-- Exercise objective --
List every line below containing "elements".
- - - -
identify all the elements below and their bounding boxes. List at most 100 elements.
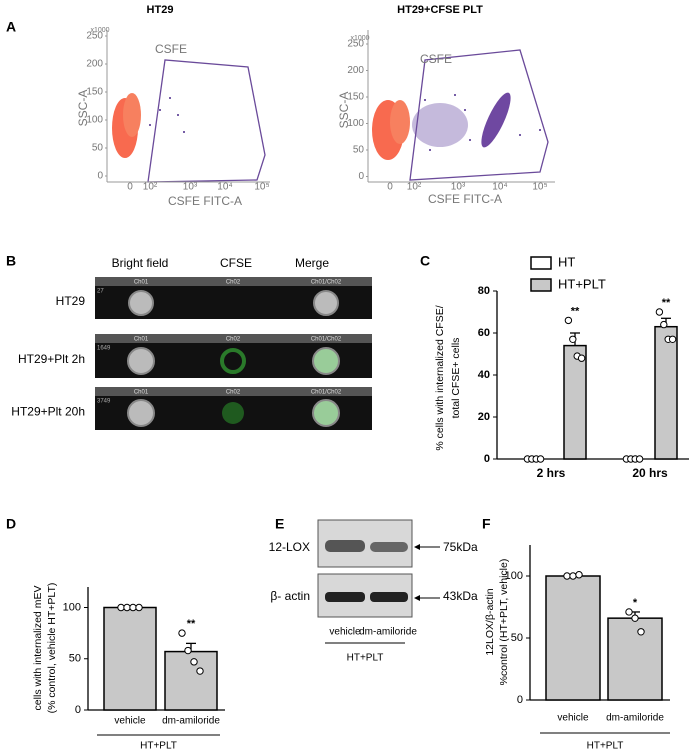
legend-label: HT+PLT [558,276,606,291]
group-label: HT+PLT [347,653,384,664]
y-tick-label: 250 [86,31,103,42]
data-point [635,455,644,463]
data-point [575,571,583,579]
channel-label: Ch01 [134,390,149,396]
gate [409,49,549,181]
channel-label: Ch02 [226,337,241,343]
x-axis-label: CSFE FITC-A [168,194,242,208]
cell-cloud [123,93,141,137]
significance: ** [662,297,671,309]
panel-label: F [482,516,491,532]
blot-image [317,519,440,644]
x-tick-label: dm-amiloride [162,716,220,727]
x-tick-label: 0 [127,182,133,193]
legend-swatch [530,278,552,292]
y-tick-label: 50 [69,653,81,665]
y-tick-label: 150 [86,87,103,98]
bar [654,325,678,460]
lane-label: dm-amiloride [359,627,417,638]
data-point [563,572,571,580]
row-label: HT29+Plt 20h [11,405,85,419]
bar [563,344,587,460]
y-tick-label: 0 [517,694,523,706]
y-axis-label: 12LOX/β-actin [484,588,496,655]
x-tick-label: 10⁵ [254,182,269,193]
y-tick-label: 0 [75,704,81,716]
group-label: HT+PLT [587,741,624,752]
x-tick-label: 10⁴ [217,182,232,193]
data-point [569,335,577,343]
gate [147,59,266,183]
y-tick-label: 200 [347,65,364,76]
channel-label: Ch01 [134,337,149,343]
column-header: Merge [295,256,329,270]
data-point [625,608,633,616]
data-point [655,308,664,316]
y-tick-label: 200 [86,59,103,70]
y-tick-label: 20 [478,411,490,423]
column-header: CFSE [220,256,252,270]
gate-label: CSFE [155,42,187,56]
significance: ** [187,618,196,630]
cell-cloud [390,100,410,144]
plot-title: HT29+CFSE PLT [397,4,483,16]
panel-label: D [6,516,16,532]
y-axis-label: % cells with internalized CFSE/ [434,305,446,450]
y-tick-label: 250 [347,39,364,50]
data-point [135,603,143,612]
y-tick-label: 80 [478,285,490,297]
bar [103,606,157,711]
flow-plot: HT29+CFSE PLT x1000 SSC-A CSFE FITC-A CSFE 25… [337,4,555,206]
data-point [184,646,192,655]
y-tick-label: 50 [92,143,104,154]
panel-label: C [420,253,430,269]
y-axis-label: SSC-A [337,92,351,129]
plot-title: HT29 [147,4,174,16]
imaging-strips [95,277,372,430]
y-tick-label: 0 [358,171,364,182]
data-point [190,658,198,666]
x-tick-label: 10² [143,182,158,193]
x-tick-label: 20 hrs [632,466,668,480]
data-point [660,320,668,329]
y-tick-label: 0 [484,453,490,465]
panel-label: B [6,253,16,269]
data-point [129,603,137,612]
axis-scale: x1000 [350,35,369,42]
significance: * [633,597,638,609]
data-point [536,455,545,463]
object-id: 27 [97,289,104,295]
data-point [178,629,186,637]
lane-label: vehicle [329,627,361,638]
x-tick-label: 10³ [451,182,466,193]
events [149,97,185,133]
x-tick-label: 10⁵ [532,182,547,193]
y-tick-label: 0 [97,171,103,182]
flow-plot: HT29 x1000 SSC-A CSFE FITC-A CSFE 250 200 150 10… [76,4,270,208]
band-label: β- actin [270,589,310,603]
data-point [668,335,677,343]
object-id: 1649 [97,346,111,352]
x-axis-label: CSFE FITC-A [428,192,502,206]
x-tick-label: 10³ [183,182,198,193]
channel-label: Ch02 [226,280,241,286]
object-id: 3749 [97,399,111,405]
data-point [564,316,573,325]
x-tick-label: 10⁴ [492,182,507,193]
column-header: Bright field [112,256,169,270]
x-tick-label: 2 hrs [537,466,566,480]
y-axis-label: %control (HT+PLT, vehicle) [498,559,510,686]
channel-label: Ch01/Ch02 [311,337,342,343]
y-axis-label: SSC-A [76,90,90,127]
data-point [577,354,586,362]
channel-label: Ch01/Ch02 [311,390,342,396]
y-tick-label: 40 [478,369,490,381]
y-tick-label: 100 [347,118,364,129]
x-tick-label: 10² [407,182,422,193]
row-label: HT29+Plt 2h [18,352,85,366]
y-tick-label: 100 [505,570,523,582]
data-point [196,667,204,675]
events [412,92,541,151]
row-label: HT29 [56,294,86,308]
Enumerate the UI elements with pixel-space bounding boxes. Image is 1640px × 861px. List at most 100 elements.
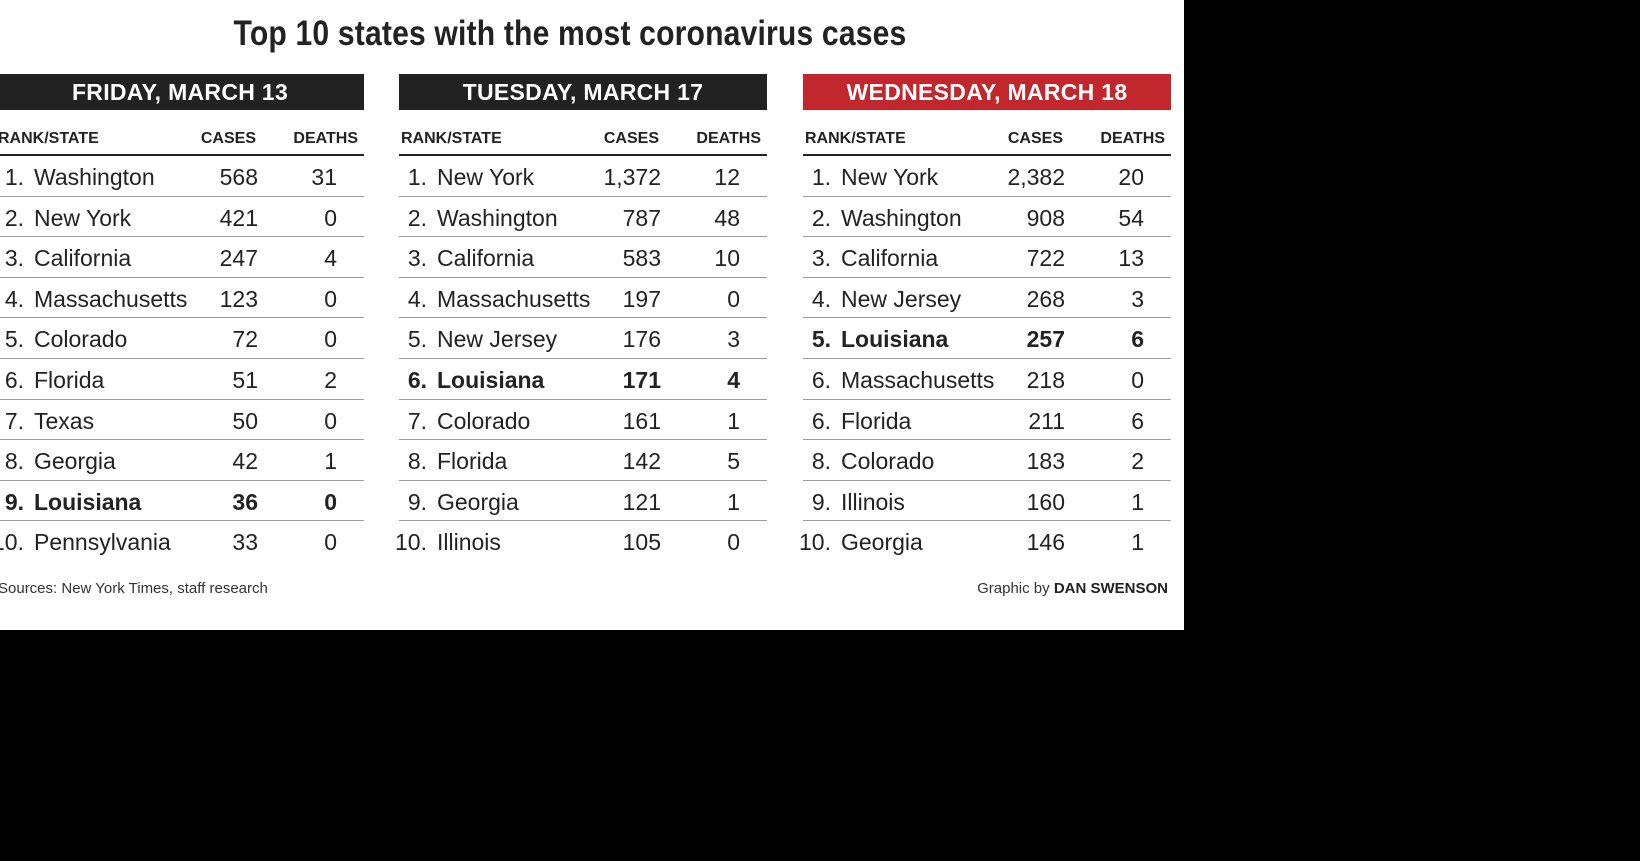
- rank-cell: 9.: [4, 488, 24, 515]
- column-header-deaths: DEATHS: [293, 130, 358, 147]
- sources-note: Sources: New York Times, staff research: [0, 580, 268, 597]
- deaths-cell: 0: [324, 204, 337, 231]
- state-cell: Massachusetts: [841, 366, 995, 393]
- rank-cell: 10.: [799, 529, 831, 556]
- state-cell: Louisiana: [841, 326, 949, 353]
- state-cell: Pennsylvania: [34, 529, 171, 556]
- cases-cell: 908: [1026, 204, 1065, 231]
- rank-cell: 1.: [811, 164, 831, 190]
- cases-cell: 142: [622, 448, 661, 475]
- rank-cell: 6.: [811, 407, 831, 434]
- deaths-cell: 6: [1131, 326, 1144, 353]
- rank-cell: 6.: [4, 366, 24, 393]
- cases-cell: 211: [1028, 407, 1065, 434]
- table-row: 7. Colorado 161 1: [399, 400, 767, 441]
- deaths-cell: 48: [714, 204, 740, 231]
- table-row: 4. New Jersey 268 3: [803, 278, 1171, 319]
- deaths-cell: 5: [727, 448, 740, 475]
- table-row: 1. New York 1,372 12: [399, 156, 767, 197]
- deaths-cell: 0: [324, 407, 337, 434]
- state-cell: New York: [437, 164, 535, 190]
- table-row: 5. Colorado 72 0: [0, 318, 364, 359]
- table-wednesday-march-18: WEDNESDAY, MARCH 18 RANK/STATE CASES DEATHS…: [799, 74, 1171, 561]
- table-row: 10. Illinois 105 0: [395, 521, 767, 561]
- rank-cell: 3.: [811, 245, 831, 272]
- table-row: 3. California 247 4: [0, 237, 364, 278]
- cases-cell: 722: [1026, 245, 1065, 272]
- cases-cell: 72: [232, 326, 258, 353]
- state-cell: Colorado: [437, 407, 531, 434]
- cases-cell: 176: [622, 326, 661, 353]
- rank-cell: 2.: [811, 204, 831, 231]
- table-row: 5. New Jersey 176 3: [399, 318, 767, 359]
- cases-cell: 123: [219, 285, 258, 312]
- rank-cell: 4.: [407, 285, 427, 312]
- deaths-cell: 12: [714, 164, 740, 190]
- state-cell: Colorado: [841, 448, 935, 475]
- rank-cell: 6.: [811, 366, 831, 393]
- table-row: 10. Georgia 146 1: [799, 521, 1171, 561]
- cases-cell: 42: [232, 448, 258, 475]
- table-row: 4. Massachusetts 197 0: [399, 278, 767, 319]
- table-row: 9. Illinois 160 1: [803, 481, 1171, 522]
- deaths-cell: 0: [324, 529, 337, 556]
- cases-cell: 51: [232, 366, 258, 393]
- graphic-credit: Graphic by DAN SWENSON: [977, 580, 1168, 597]
- table-row: 3. California 583 10: [399, 237, 767, 278]
- table-row: 4. Massachusetts 123 0: [0, 278, 364, 319]
- cases-cell: 197: [622, 285, 661, 312]
- cases-cell: 218: [1026, 366, 1065, 393]
- rank-cell: 8.: [811, 448, 831, 475]
- deaths-cell: 6: [1131, 407, 1144, 434]
- deaths-cell: 0: [324, 285, 337, 312]
- state-cell: Florida: [841, 407, 912, 434]
- deaths-cell: 1: [727, 488, 740, 515]
- table-tuesday-march-17: TUESDAY, MARCH 17 RANK/STATE CASES DEATHS 1.…: [395, 74, 767, 561]
- graphic-panel: Top 10 states with the most coronavirus …: [0, 0, 1184, 630]
- deaths-cell: 1: [324, 448, 337, 475]
- table-row: 1. New York 2,382 20: [803, 156, 1171, 197]
- rank-cell: 1.: [4, 164, 24, 190]
- rank-cell: 9.: [407, 488, 427, 515]
- table-row: 8. Colorado 183 2: [803, 440, 1171, 481]
- cases-cell: 105: [622, 529, 661, 556]
- column-headers: RANK/STATE CASES DEATHS: [803, 110, 1171, 156]
- rank-cell: 5.: [407, 326, 427, 353]
- state-cell: New York: [841, 164, 939, 190]
- column-header-rank-state: RANK/STATE: [805, 130, 906, 147]
- rank-cell: 3.: [407, 245, 427, 272]
- table-row: 5. Louisiana 257 6: [803, 318, 1171, 359]
- state-cell: New Jersey: [841, 285, 962, 312]
- day-header: FRIDAY, MARCH 13: [0, 74, 364, 110]
- state-cell: New York: [34, 204, 132, 231]
- deaths-cell: 4: [727, 366, 740, 393]
- state-cell: Washington: [437, 204, 558, 231]
- deaths-cell: 3: [1131, 285, 1144, 312]
- column-header-cases: CASES: [200, 130, 256, 147]
- cases-cell: 171: [622, 366, 661, 393]
- rank-cell: 8.: [4, 448, 24, 475]
- deaths-cell: 2: [324, 366, 337, 393]
- deaths-cell: 0: [324, 326, 337, 353]
- cases-cell: 2,382: [1007, 164, 1065, 190]
- rank-cell: 1.: [407, 164, 427, 190]
- table-row: 6. Massachusetts 218 0: [803, 359, 1171, 400]
- column-headers: RANK/STATE CASES DEATHS: [0, 110, 364, 156]
- state-cell: Washington: [34, 164, 155, 190]
- state-cell: Florida: [437, 448, 508, 475]
- table-row: 3. California 722 13: [803, 237, 1171, 278]
- state-cell: Illinois: [841, 488, 905, 515]
- cases-cell: 160: [1026, 488, 1065, 515]
- state-cell: Georgia: [34, 448, 116, 475]
- column-headers: RANK/STATE CASES DEATHS: [399, 110, 767, 156]
- state-cell: Louisiana: [34, 488, 142, 515]
- deaths-cell: 3: [727, 326, 740, 353]
- cases-cell: 568: [219, 164, 258, 190]
- cases-cell: 421: [219, 204, 258, 231]
- deaths-cell: 4: [324, 245, 337, 272]
- deaths-cell: 1: [1131, 488, 1144, 515]
- column-header-deaths: DEATHS: [1100, 130, 1165, 147]
- cases-cell: 257: [1026, 326, 1065, 353]
- table-row: 8. Georgia 42 1: [0, 440, 364, 481]
- state-cell: Texas: [34, 407, 95, 434]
- - - -
-- Output of the exercise --
identify all the elements below and their bounding boxes. List at most 100 elements.
Enumerate the UI elements with pixel-space bounding boxes. Image is 1640px × 861px. List at most 100 elements.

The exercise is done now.